# [Aim]
State the count of lines below in which the word "heat" appears, and add nothing.

# [Input rows]
________________________

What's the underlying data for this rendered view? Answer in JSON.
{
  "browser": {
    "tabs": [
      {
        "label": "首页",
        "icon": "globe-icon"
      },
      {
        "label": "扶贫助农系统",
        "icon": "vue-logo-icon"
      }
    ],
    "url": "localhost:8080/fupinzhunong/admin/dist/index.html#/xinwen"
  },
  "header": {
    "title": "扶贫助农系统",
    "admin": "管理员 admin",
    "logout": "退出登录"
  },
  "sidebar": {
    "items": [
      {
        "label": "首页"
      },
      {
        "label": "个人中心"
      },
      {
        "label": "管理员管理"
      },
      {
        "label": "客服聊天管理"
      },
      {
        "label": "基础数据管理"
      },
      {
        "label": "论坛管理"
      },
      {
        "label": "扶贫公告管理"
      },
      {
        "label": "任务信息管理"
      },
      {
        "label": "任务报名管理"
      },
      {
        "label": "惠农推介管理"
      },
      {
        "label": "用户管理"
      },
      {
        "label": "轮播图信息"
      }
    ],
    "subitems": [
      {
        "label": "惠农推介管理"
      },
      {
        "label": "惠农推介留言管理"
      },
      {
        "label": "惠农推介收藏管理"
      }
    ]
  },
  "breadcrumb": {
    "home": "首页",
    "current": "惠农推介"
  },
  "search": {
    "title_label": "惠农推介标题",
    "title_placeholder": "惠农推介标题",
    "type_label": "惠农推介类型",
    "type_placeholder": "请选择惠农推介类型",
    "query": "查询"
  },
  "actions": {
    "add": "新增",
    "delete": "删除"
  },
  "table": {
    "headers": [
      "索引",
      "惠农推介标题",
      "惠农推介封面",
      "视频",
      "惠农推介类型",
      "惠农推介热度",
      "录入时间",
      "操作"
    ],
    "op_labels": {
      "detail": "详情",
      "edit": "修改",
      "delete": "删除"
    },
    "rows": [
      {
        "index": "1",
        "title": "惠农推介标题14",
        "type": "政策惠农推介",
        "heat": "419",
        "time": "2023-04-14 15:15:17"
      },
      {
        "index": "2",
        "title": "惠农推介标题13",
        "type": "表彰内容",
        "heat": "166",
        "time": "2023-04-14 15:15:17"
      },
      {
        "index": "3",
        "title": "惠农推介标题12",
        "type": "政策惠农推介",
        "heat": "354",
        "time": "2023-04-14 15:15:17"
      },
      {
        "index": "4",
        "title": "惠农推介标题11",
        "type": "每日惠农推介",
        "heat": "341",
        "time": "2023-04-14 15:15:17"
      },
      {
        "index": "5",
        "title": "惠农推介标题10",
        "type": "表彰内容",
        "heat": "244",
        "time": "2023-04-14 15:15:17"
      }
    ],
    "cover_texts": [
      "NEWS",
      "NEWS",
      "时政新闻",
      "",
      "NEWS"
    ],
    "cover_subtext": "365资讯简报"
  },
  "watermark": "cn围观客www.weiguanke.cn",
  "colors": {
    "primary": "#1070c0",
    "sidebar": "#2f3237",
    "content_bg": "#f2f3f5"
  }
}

________________________

# [Reply to the task]
5